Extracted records
——————

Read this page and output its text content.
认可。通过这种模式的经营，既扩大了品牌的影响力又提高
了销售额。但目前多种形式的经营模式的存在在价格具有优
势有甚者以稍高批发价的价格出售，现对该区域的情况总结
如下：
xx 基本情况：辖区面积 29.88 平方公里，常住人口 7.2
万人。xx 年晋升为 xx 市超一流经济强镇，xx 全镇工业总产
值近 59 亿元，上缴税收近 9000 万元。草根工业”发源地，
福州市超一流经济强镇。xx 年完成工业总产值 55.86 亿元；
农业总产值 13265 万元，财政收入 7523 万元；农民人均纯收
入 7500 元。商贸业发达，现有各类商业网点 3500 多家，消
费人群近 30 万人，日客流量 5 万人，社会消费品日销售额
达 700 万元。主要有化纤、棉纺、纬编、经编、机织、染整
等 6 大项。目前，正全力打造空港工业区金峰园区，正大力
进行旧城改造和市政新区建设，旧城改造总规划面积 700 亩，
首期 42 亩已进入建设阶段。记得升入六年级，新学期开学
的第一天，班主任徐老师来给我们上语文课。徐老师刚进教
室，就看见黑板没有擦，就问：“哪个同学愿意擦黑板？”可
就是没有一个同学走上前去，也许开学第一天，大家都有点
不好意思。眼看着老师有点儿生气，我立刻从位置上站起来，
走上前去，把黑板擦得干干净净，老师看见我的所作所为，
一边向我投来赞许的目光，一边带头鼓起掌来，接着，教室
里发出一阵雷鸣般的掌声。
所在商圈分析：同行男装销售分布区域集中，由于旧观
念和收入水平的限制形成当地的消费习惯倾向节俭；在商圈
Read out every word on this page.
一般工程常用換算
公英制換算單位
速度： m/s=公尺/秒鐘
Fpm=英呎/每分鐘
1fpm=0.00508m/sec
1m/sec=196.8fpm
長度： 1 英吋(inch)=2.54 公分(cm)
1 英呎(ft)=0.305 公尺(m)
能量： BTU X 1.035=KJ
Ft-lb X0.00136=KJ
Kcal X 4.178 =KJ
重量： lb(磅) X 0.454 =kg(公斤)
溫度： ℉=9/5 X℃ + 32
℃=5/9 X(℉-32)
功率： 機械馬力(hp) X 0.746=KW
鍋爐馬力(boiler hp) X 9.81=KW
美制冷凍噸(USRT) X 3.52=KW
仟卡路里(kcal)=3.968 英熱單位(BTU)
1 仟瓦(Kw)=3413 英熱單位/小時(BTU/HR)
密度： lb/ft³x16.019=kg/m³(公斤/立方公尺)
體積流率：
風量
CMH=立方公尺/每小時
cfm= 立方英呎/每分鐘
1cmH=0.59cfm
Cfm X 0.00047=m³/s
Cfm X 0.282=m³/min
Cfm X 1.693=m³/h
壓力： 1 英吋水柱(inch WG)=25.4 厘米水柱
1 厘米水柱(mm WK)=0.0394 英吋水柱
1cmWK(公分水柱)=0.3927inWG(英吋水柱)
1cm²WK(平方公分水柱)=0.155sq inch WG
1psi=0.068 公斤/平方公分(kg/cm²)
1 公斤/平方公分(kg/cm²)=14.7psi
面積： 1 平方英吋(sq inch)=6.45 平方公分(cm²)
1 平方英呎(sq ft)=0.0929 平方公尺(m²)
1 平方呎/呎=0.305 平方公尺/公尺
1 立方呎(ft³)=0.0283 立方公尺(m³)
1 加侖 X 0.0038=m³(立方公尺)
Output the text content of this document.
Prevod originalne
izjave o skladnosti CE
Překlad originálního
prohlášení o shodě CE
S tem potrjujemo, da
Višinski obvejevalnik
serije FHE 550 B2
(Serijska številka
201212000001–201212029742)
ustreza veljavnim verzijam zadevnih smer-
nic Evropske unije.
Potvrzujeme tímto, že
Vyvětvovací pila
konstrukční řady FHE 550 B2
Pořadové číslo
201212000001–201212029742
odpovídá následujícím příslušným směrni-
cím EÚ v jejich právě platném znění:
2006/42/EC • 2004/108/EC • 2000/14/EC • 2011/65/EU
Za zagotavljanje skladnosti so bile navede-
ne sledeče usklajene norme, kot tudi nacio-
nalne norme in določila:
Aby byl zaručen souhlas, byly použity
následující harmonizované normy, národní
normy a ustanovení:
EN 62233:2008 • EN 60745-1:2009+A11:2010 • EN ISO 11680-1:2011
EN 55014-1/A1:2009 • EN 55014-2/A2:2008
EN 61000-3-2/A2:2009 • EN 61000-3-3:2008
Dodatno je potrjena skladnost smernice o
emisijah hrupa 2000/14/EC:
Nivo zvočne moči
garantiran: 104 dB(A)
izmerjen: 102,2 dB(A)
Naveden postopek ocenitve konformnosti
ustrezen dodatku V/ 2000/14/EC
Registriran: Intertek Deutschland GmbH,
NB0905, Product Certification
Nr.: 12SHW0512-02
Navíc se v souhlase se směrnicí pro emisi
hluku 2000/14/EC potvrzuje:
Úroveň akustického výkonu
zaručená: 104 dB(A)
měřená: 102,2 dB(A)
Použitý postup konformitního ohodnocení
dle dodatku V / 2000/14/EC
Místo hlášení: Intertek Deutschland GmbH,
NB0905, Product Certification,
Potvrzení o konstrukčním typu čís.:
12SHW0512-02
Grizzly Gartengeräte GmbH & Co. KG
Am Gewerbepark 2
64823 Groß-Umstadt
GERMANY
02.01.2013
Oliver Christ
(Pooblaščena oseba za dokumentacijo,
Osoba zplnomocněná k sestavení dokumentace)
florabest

——————

§ Exercise task
Give the number of lines above that hold the word "normy", and nothing more.

§ The reply
2